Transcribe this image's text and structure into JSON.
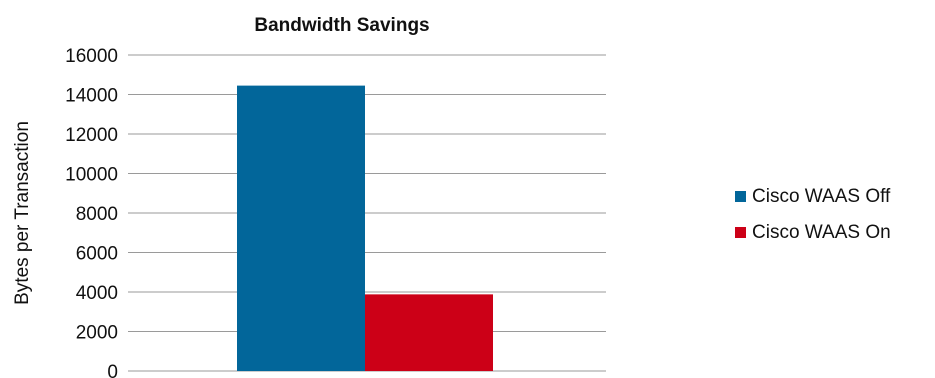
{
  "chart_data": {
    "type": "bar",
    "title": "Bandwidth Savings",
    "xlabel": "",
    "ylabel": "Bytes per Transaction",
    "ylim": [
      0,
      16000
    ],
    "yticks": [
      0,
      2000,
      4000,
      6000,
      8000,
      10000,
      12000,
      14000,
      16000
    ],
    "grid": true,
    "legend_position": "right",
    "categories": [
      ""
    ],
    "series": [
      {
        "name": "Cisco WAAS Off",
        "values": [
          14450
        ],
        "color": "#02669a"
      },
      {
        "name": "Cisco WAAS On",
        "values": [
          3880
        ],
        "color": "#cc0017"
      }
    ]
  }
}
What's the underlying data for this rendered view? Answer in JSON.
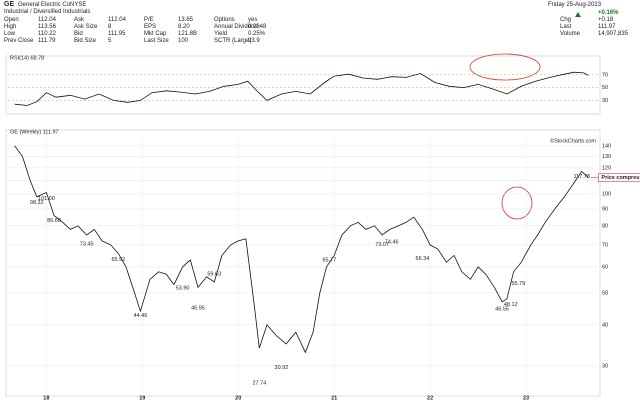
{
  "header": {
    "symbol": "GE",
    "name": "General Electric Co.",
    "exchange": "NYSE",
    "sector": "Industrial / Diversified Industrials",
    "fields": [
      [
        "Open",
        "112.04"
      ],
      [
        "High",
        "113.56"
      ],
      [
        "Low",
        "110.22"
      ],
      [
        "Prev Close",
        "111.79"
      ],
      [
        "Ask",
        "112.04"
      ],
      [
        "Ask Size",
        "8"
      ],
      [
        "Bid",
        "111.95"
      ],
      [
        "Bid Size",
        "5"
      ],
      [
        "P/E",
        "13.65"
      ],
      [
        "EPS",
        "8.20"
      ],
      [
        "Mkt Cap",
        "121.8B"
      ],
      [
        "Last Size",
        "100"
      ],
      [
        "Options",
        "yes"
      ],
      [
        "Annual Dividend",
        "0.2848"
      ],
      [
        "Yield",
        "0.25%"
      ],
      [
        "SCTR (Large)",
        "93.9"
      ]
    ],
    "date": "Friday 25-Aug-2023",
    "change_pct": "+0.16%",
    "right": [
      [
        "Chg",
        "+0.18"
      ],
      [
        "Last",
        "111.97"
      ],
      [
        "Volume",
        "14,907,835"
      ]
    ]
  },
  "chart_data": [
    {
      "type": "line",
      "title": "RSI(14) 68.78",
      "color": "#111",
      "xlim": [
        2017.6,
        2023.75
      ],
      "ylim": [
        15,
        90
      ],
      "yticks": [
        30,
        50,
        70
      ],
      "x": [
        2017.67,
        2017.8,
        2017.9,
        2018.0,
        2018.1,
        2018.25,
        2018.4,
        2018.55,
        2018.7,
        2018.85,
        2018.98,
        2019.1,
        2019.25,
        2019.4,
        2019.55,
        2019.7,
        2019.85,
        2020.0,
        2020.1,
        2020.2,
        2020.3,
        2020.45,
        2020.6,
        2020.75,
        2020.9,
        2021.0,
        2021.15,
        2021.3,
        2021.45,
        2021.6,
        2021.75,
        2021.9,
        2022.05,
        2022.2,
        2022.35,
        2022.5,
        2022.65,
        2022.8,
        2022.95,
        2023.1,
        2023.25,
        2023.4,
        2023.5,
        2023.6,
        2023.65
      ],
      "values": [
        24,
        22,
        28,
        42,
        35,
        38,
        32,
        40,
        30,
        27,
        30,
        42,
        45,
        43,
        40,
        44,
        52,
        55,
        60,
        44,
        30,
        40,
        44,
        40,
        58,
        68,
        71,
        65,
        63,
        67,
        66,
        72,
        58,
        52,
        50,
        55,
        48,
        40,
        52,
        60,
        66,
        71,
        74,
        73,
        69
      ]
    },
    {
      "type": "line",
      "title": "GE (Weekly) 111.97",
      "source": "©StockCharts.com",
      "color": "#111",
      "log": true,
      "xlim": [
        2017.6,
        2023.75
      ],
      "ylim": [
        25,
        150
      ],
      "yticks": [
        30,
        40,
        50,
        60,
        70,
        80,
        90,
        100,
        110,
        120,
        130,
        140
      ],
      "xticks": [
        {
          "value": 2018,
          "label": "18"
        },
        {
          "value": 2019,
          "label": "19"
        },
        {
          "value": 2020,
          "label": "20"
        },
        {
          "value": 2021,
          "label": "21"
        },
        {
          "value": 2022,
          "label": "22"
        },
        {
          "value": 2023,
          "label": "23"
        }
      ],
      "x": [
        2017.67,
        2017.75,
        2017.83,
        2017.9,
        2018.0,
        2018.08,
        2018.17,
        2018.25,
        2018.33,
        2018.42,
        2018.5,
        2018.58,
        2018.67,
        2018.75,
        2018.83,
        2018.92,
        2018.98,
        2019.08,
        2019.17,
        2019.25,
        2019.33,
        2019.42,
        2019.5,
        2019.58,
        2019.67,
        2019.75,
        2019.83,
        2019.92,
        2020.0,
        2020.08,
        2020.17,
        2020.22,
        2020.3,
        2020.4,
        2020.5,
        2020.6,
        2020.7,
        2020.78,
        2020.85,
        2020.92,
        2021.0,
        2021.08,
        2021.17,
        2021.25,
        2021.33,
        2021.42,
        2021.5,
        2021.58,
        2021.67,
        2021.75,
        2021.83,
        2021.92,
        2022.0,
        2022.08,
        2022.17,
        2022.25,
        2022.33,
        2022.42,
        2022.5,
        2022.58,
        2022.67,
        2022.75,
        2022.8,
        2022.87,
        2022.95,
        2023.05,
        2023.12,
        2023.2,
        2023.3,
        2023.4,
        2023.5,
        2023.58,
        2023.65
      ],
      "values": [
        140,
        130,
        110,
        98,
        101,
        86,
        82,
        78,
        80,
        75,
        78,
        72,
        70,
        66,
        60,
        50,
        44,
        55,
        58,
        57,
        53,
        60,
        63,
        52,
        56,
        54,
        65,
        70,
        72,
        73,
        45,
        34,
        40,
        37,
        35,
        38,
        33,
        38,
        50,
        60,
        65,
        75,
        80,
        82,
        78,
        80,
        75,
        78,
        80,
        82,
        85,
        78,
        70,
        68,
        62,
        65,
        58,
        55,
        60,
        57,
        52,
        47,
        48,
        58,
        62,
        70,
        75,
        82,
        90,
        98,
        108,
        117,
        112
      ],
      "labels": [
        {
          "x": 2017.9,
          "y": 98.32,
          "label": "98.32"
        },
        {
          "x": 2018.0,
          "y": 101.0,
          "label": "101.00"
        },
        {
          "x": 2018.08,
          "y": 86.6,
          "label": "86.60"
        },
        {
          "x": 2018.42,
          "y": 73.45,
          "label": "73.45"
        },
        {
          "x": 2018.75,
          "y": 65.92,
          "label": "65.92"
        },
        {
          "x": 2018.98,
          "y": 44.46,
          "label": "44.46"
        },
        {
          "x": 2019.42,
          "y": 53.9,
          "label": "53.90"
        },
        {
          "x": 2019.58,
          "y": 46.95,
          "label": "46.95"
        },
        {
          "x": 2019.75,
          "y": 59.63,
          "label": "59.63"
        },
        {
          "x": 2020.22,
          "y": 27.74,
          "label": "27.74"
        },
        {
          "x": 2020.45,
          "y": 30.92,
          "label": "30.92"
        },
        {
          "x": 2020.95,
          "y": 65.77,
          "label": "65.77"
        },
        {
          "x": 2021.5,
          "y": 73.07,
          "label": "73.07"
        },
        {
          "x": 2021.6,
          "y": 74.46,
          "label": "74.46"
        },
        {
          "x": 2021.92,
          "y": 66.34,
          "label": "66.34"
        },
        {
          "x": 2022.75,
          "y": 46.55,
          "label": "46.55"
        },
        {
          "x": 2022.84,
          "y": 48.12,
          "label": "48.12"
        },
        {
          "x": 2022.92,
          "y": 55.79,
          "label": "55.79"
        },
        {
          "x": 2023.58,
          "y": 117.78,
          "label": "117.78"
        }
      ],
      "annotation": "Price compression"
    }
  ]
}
■ ■ ■ ■
Instructions for the task
The records above are to be reproduced exactly; the pictures are to be left out.

Solved problem
Transcribe this image's text and structure into JSON.
{
  "chart_data": {
    "type": "bar",
    "title": "Bandwidth Savings",
    "xlabel": "",
    "ylabel": "Bytes per Transaction",
    "ylim": [
      0,
      16000
    ],
    "yticks": [
      0,
      2000,
      4000,
      6000,
      8000,
      10000,
      12000,
      14000,
      16000
    ],
    "grid": true,
    "legend_position": "right",
    "categories": [
      ""
    ],
    "series": [
      {
        "name": "Cisco WAAS Off",
        "values": [
          14450
        ],
        "color": "#02669a"
      },
      {
        "name": "Cisco WAAS On",
        "values": [
          3880
        ],
        "color": "#cc0017"
      }
    ]
  }
}
What's the underlying data for this rendered view? Answer in JSON.
{
  "header": {
    "symbol": "GE",
    "name": "General Electric Co.",
    "exchange": "NYSE",
    "sector": "Industrial / Diversified Industrials",
    "fields": [
      [
        "Open",
        "112.04"
      ],
      [
        "High",
        "113.56"
      ],
      [
        "Low",
        "110.22"
      ],
      [
        "Prev Close",
        "111.79"
      ],
      [
        "Ask",
        "112.04"
      ],
      [
        "Ask Size",
        "8"
      ],
      [
        "Bid",
        "111.95"
      ],
      [
        "Bid Size",
        "5"
      ],
      [
        "P/E",
        "13.65"
      ],
      [
        "EPS",
        "8.20"
      ],
      [
        "Mkt Cap",
        "121.8B"
      ],
      [
        "Last Size",
        "100"
      ],
      [
        "Options",
        "yes"
      ],
      [
        "Annual Dividend",
        "0.2848"
      ],
      [
        "Yield",
        "0.25%"
      ],
      [
        "SCTR (Large)",
        "93.9"
      ]
    ],
    "date": "Friday 25-Aug-2023",
    "change_pct": "+0.16%",
    "right": [
      [
        "Chg",
        "+0.18"
      ],
      [
        "Last",
        "111.97"
      ],
      [
        "Volume",
        "14,907,835"
      ]
    ]
  },
  "chart_data": [
    {
      "type": "line",
      "title": "RSI(14) 68.78",
      "color": "#111",
      "xlim": [
        2017.6,
        2023.75
      ],
      "ylim": [
        15,
        90
      ],
      "yticks": [
        30,
        50,
        70
      ],
      "x": [
        2017.67,
        2017.8,
        2017.9,
        2018.0,
        2018.1,
        2018.25,
        2018.4,
        2018.55,
        2018.7,
        2018.85,
        2018.98,
        2019.1,
        2019.25,
        2019.4,
        2019.55,
        2019.7,
        2019.85,
        2020.0,
        2020.1,
        2020.2,
        2020.3,
        2020.45,
        2020.6,
        2020.75,
        2020.9,
        2021.0,
        2021.15,
        2021.3,
        2021.45,
        2021.6,
        2021.75,
        2021.9,
        2022.05,
        2022.2,
        2022.35,
        2022.5,
        2022.65,
        2022.8,
        2022.95,
        2023.1,
        2023.25,
        2023.4,
        2023.5,
        2023.6,
        2023.65
      ],
      "values": [
        24,
        22,
        28,
        42,
        35,
        38,
        32,
        40,
        30,
        27,
        30,
        42,
        45,
        43,
        40,
        44,
        52,
        55,
        60,
        44,
        30,
        40,
        44,
        40,
        58,
        68,
        71,
        65,
        63,
        67,
        66,
        72,
        58,
        52,
        50,
        55,
        48,
        40,
        52,
        60,
        66,
        71,
        74,
        73,
        69
      ]
    },
    {
      "type": "line",
      "title": "GE (Weekly) 111.97",
      "source": "©StockCharts.com",
      "color": "#111",
      "log": true,
      "xlim": [
        2017.6,
        2023.75
      ],
      "ylim": [
        25,
        150
      ],
      "yticks": [
        30,
        40,
        50,
        60,
        70,
        80,
        90,
        100,
        110,
        120,
        130,
        140
      ],
      "xticks": [
        {
          "value": 2018,
          "label": "18"
        },
        {
          "value": 2019,
          "label": "19"
        },
        {
          "value": 2020,
          "label": "20"
        },
        {
          "value": 2021,
          "label": "21"
        },
        {
          "value": 2022,
          "label": "22"
        },
        {
          "value": 2023,
          "label": "23"
        }
      ],
      "x": [
        2017.67,
        2017.75,
        2017.83,
        2017.9,
        2018.0,
        2018.08,
        2018.17,
        2018.25,
        2018.33,
        2018.42,
        2018.5,
        2018.58,
        2018.67,
        2018.75,
        2018.83,
        2018.92,
        2018.98,
        2019.08,
        2019.17,
        2019.25,
        2019.33,
        2019.42,
        2019.5,
        2019.58,
        2019.67,
        2019.75,
        2019.83,
        2019.92,
        2020.0,
        2020.08,
        2020.17,
        2020.22,
        2020.3,
        2020.4,
        2020.5,
        2020.6,
        2020.7,
        2020.78,
        2020.85,
        2020.92,
        2021.0,
        2021.08,
        2021.17,
        2021.25,
        2021.33,
        2021.42,
        2021.5,
        2021.58,
        2021.67,
        2021.75,
        2021.83,
        2021.92,
        2022.0,
        2022.08,
        2022.17,
        2022.25,
        2022.33,
        2022.42,
        2022.5,
        2022.58,
        2022.67,
        2022.75,
        2022.8,
        2022.87,
        2022.95,
        2023.05,
        2023.12,
        2023.2,
        2023.3,
        2023.4,
        2023.5,
        2023.58,
        2023.65
      ],
      "values": [
        140,
        130,
        110,
        98,
        101,
        86,
        82,
        78,
        80,
        75,
        78,
        72,
        70,
        66,
        60,
        50,
        44,
        55,
        58,
        57,
        53,
        60,
        63,
        52,
        56,
        54,
        65,
        70,
        72,
        73,
        45,
        34,
        40,
        37,
        35,
        38,
        33,
        38,
        50,
        60,
        65,
        75,
        80,
        82,
        78,
        80,
        75,
        78,
        80,
        82,
        85,
        78,
        70,
        68,
        62,
        65,
        58,
        55,
        60,
        57,
        52,
        47,
        48,
        58,
        62,
        70,
        75,
        82,
        90,
        98,
        108,
        117,
        112
      ],
      "labels": [
        {
          "x": 2017.9,
          "y": 98.32,
          "label": "98.32"
        },
        {
          "x": 2018.0,
          "y": 101.0,
          "label": "101.00"
        },
        {
          "x": 2018.08,
          "y": 86.6,
          "label": "86.60"
        },
        {
          "x": 2018.42,
          "y": 73.45,
          "label": "73.45"
        },
        {
          "x": 2018.75,
          "y": 65.92,
          "label": "65.92"
        },
        {
          "x": 2018.98,
          "y": 44.46,
          "label": "44.46"
        },
        {
          "x": 2019.42,
          "y": 53.9,
          "label": "53.90"
        },
        {
          "x": 2019.58,
          "y": 46.95,
          "label": "46.95"
        },
        {
          "x": 2019.75,
          "y": 59.63,
          "label": "59.63"
        },
        {
          "x": 2020.22,
          "y": 27.74,
          "label": "27.74"
        },
        {
          "x": 2020.45,
          "y": 30.92,
          "label": "30.92"
        },
        {
          "x": 2020.95,
          "y": 65.77,
          "label": "65.77"
        },
        {
          "x": 2021.5,
          "y": 73.07,
          "label": "73.07"
        },
        {
          "x": 2021.6,
          "y": 74.46,
          "label": "74.46"
        },
        {
          "x": 2021.92,
          "y": 66.34,
          "label": "66.34"
        },
        {
          "x": 2022.75,
          "y": 46.55,
          "label": "46.55"
        },
        {
          "x": 2022.84,
          "y": 48.12,
          "label": "48.12"
        },
        {
          "x": 2022.92,
          "y": 55.79,
          "label": "55.79"
        },
        {
          "x": 2023.58,
          "y": 117.78,
          "label": "117.78"
        }
      ],
      "annotation": "Price compression"
    }
  ]
}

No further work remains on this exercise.